(Data listing)
□ □ □

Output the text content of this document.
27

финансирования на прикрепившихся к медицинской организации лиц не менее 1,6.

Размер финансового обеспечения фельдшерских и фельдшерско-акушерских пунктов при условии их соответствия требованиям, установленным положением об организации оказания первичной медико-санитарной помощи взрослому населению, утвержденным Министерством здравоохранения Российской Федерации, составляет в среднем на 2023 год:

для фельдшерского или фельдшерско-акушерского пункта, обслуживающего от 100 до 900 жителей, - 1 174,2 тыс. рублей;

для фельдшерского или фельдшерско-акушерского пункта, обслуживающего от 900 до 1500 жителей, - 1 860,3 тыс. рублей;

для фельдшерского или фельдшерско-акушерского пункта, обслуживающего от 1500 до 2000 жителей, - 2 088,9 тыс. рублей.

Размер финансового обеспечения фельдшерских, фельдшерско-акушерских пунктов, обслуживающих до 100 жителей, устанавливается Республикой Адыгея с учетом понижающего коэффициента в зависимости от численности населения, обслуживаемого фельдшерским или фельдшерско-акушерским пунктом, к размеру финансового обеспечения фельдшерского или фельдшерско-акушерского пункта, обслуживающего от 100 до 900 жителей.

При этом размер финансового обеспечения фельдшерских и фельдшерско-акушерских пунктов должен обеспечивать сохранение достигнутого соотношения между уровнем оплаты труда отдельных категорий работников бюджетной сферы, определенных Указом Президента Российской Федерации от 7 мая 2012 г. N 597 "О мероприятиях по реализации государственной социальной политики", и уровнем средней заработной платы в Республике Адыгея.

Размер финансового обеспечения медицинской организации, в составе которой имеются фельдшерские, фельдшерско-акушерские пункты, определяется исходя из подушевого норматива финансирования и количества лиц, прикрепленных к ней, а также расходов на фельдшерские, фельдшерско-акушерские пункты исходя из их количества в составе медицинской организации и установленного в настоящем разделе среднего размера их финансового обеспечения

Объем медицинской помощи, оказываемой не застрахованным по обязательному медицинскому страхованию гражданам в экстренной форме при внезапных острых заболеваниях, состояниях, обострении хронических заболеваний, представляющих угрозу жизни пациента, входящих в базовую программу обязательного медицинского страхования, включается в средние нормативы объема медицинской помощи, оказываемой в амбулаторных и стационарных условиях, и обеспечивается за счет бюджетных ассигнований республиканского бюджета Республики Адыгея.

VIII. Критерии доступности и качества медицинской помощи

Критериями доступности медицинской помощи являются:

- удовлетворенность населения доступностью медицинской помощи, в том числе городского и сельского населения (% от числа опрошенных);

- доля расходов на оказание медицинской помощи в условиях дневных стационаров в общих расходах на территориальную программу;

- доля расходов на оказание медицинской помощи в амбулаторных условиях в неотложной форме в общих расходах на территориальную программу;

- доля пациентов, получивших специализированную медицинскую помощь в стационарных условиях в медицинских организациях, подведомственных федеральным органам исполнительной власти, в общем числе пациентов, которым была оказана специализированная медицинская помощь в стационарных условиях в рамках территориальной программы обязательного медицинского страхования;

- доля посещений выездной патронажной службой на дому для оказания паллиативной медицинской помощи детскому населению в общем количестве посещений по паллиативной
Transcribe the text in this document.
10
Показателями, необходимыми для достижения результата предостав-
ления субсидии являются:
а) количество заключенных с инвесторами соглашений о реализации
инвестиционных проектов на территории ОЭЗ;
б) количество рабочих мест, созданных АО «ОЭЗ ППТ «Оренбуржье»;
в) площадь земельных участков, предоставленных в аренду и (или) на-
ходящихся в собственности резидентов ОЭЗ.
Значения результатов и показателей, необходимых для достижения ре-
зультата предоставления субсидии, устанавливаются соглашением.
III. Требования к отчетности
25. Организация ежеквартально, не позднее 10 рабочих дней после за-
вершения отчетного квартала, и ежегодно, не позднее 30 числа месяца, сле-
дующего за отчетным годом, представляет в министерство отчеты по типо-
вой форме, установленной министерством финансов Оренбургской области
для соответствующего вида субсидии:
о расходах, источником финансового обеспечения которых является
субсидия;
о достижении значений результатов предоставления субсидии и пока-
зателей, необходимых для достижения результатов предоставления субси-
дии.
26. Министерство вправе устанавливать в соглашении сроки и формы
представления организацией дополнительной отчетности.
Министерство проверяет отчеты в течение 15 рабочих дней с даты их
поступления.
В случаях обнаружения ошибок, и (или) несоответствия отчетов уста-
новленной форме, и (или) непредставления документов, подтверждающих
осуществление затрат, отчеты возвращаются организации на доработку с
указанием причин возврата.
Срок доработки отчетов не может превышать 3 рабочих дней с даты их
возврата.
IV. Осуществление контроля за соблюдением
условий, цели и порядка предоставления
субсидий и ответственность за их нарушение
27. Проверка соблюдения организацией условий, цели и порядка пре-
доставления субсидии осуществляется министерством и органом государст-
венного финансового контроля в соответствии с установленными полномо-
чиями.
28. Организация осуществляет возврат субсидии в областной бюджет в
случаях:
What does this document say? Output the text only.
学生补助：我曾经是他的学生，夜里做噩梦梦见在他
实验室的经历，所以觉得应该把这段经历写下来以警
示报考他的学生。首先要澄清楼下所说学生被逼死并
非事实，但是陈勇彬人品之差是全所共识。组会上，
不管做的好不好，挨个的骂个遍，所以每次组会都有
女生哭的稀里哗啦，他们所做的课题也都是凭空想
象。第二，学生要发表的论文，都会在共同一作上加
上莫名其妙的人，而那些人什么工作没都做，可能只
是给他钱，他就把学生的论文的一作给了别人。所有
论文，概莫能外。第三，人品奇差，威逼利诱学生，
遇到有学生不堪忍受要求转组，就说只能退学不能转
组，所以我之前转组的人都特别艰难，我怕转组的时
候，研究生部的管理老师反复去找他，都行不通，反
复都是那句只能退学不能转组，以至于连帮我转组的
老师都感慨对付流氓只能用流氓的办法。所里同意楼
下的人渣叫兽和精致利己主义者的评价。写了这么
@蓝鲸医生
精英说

□ □ □

GIVEN PROBLEM — From the listing above, return each line with the word "достижения".

REPLY —
Показателями, необходимыми для достижения результата предостав-
Значения результатов и показателей, необходимых для достижения ре-
зателей, необходимых для достижения результатов предоставления субси-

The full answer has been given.